* [TASK REQUIREMENTS] Reproduce the data below in full and exclude every picture.

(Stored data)

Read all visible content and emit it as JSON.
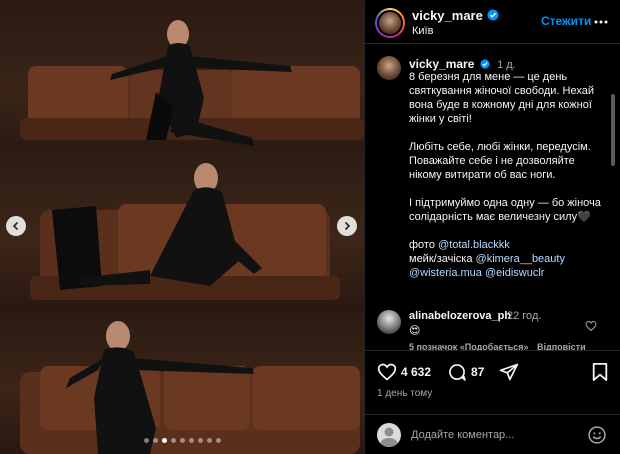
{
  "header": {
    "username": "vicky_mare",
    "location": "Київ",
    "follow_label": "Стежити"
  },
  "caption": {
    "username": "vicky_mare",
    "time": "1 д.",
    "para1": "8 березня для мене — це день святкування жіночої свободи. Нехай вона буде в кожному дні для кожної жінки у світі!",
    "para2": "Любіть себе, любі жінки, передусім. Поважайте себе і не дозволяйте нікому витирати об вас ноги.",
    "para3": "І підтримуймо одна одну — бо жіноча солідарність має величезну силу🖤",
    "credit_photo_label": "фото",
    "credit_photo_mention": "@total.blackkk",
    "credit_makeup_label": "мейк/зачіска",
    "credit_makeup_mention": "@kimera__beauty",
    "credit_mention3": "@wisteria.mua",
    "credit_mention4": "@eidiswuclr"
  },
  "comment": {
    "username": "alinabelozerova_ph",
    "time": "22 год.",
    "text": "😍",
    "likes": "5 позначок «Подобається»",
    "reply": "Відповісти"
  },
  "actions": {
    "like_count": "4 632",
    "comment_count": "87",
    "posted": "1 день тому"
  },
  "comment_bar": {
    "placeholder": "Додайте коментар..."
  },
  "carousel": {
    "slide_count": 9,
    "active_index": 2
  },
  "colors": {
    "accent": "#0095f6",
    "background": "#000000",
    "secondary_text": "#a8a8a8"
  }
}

* [FINISHED ANSWER]
Read all visible content and emit it as JSON.
{
  "header": {
    "username": "vicky_mare",
    "location": "Київ",
    "follow_label": "Стежити"
  },
  "caption": {
    "username": "vicky_mare",
    "time": "1 д.",
    "para1": "8 березня для мене — це день святкування жіночої свободи. Нехай вона буде в кожному дні для кожної жінки у світі!",
    "para2": "Любіть себе, любі жінки, передусім. Поважайте себе і не дозволяйте нікому витирати об вас ноги.",
    "para3": "І підтримуймо одна одну — бо жіноча солідарність має величезну силу🖤",
    "credit_photo_label": "фото",
    "credit_photo_mention": "@total.blackkk",
    "credit_makeup_label": "мейк/зачіска",
    "credit_makeup_mention": "@kimera__beauty",
    "credit_mention3": "@wisteria.mua",
    "credit_mention4": "@eidiswuclr"
  },
  "comment": {
    "username": "alinabelozerova_ph",
    "time": "22 год.",
    "text": "😍",
    "likes": "5 позначок «Подобається»",
    "reply": "Відповісти"
  },
  "actions": {
    "like_count": "4 632",
    "comment_count": "87",
    "posted": "1 день тому"
  },
  "comment_bar": {
    "placeholder": "Додайте коментар..."
  },
  "carousel": {
    "slide_count": 9,
    "active_index": 2
  },
  "colors": {
    "accent": "#0095f6",
    "background": "#000000",
    "secondary_text": "#a8a8a8"
  }
}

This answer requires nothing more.